* _Exercise instructions_:
• 1. Answer these questions from the text on people-pleasing and diet culture:
(a) Besides people pleasing and "fawning," what does the author regularly work on challenging?
(b) What does the woman in the commercial eat to fit into the bikini?
(c) What drops and reveals her body to the other beach goers?
• 2. Carry on the piece about people-pleasing and diet culture from its final sentence, explaining how the yogurt commercial describes the effects of people pleasing.

* _Provided text_:
────────
People-Pleasing and Diet Culture
Something that I regularly work with is people pleasing and “fawning” as well as challenging diet culture and fatphobia. While in a session where we were trying to dissect and dismantle this individual’s destructive people pleasing tendencies; I drew the parallel between people pleasing and diet culture. Stay with me…
Being a child of the 90’s, and growing up in the early 00’s, you couldn’t escape diet culture. There is one yogurt commercial that comes to mind that had the very catchy jingle about an “itsy bitsy teenie weenie yellow polka dot bikini.” If you have not seen this commercial, the premise was a woman, who had a perfectly lovely and healthy looking body, ate lite yogurt in order to fit in this yellow polka dot bikini at the beach. Throughout the commercial it starts with her being embarrassed of her body and trying desperately to hide herself; until the floatie she is holding drops and it is revealed she is thin and is worthy of being perceived by other beach goers. Now, we could talk for days about so many different problematic themes and elements of that commercial alone. But let's talk about how we can use that to describe the effects of people pleasing.
────────
* _Raw data_:
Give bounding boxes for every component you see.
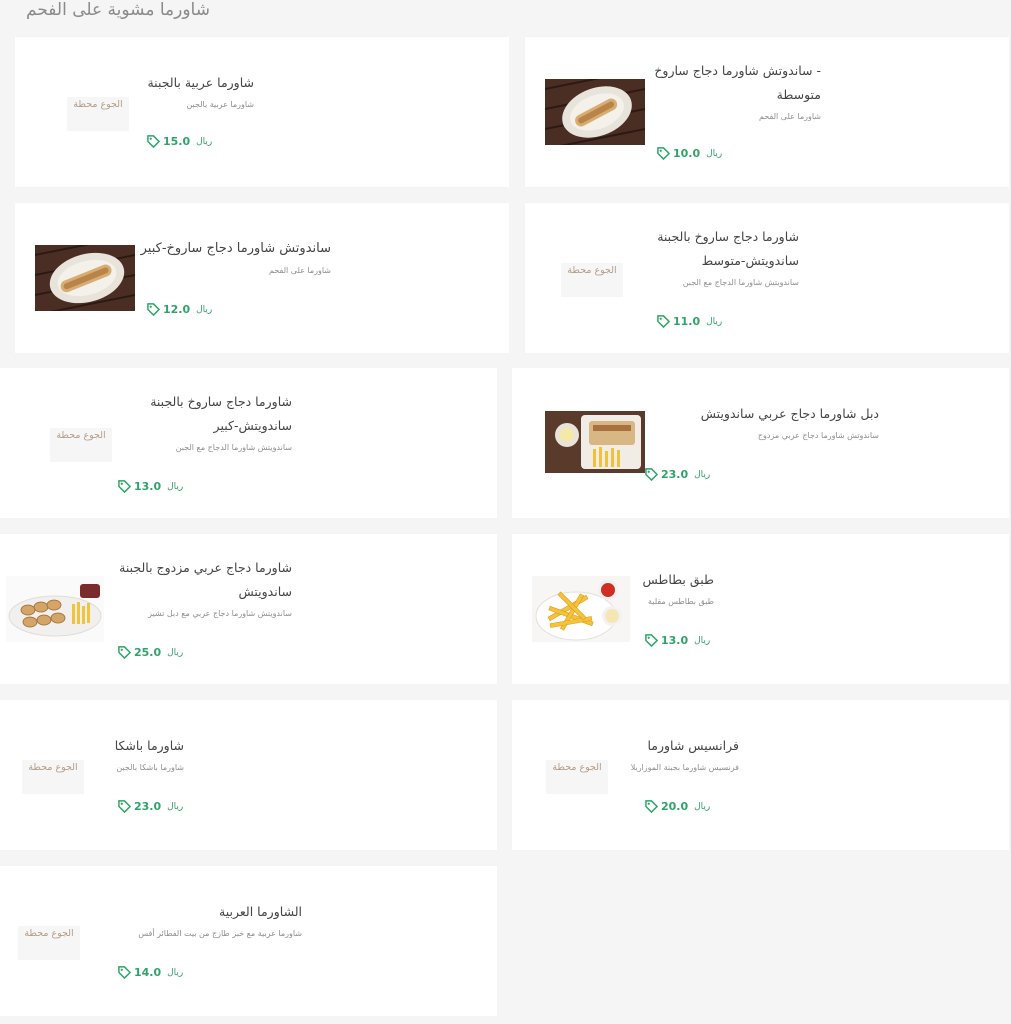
────────
* _Written answers_:
• 1.
(a) Diet culture and fatphobia.
(b) Lite yogurt.
(c) The floatie she is holding.

• 2.
There are many reasons we develop people pleasing as a coping skill; and a type I see most often is it is used to protect an individual from rejection and judgment. This is a very valid fear, especially in modern day society and there are definitely moments where people pleasing is adaptive and a good coping mechanism. However, if it becomes the only way we know how to resolve conflict or maintain relationships; it is incredibly destructive in many aspects of our lives.
When we fawn/people please, it is common to try to shrink ourselves in order to not burden or inconvenience other people. Sometimes we do that by shrinking and denying ourselves our thoughts and opinions, and therefore we can sacrifice our authenticity to make room for someone else.
What I see a lot, in both people pleasing and diet culture, is an individual who “has done all the right things” to accommodate others, or they now “fit into that tiny bikini” and they are left feeling unsatisfied and hollow. Like with pretty much all of the fad diets, it also is way more unhealthy for us in the long run, and people pleasing is no different.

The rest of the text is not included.